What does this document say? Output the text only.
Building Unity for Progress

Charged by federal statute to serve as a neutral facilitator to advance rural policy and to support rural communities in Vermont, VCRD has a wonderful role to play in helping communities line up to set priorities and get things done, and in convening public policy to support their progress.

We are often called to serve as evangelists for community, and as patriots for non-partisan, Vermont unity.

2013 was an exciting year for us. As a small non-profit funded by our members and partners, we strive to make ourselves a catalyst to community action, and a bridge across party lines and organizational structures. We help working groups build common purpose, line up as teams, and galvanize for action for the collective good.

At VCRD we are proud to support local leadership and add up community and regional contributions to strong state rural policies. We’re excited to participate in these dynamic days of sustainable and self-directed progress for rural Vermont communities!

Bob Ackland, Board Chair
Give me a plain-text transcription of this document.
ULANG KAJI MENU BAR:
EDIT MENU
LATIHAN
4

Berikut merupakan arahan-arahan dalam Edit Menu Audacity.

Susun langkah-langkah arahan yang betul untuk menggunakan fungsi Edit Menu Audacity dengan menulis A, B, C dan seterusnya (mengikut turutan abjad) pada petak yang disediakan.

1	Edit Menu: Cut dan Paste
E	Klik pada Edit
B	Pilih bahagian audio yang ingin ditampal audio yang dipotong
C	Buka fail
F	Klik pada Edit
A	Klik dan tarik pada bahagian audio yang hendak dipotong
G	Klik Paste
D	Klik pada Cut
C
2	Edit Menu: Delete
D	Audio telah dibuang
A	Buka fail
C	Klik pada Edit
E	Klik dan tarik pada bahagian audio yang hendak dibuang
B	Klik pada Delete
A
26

+ + + + + + +

# Task description
Collect every line above that contains the word "this".

# Exercise response
What does this document say? Output the text only.
Give me a plain-text transcription of this document.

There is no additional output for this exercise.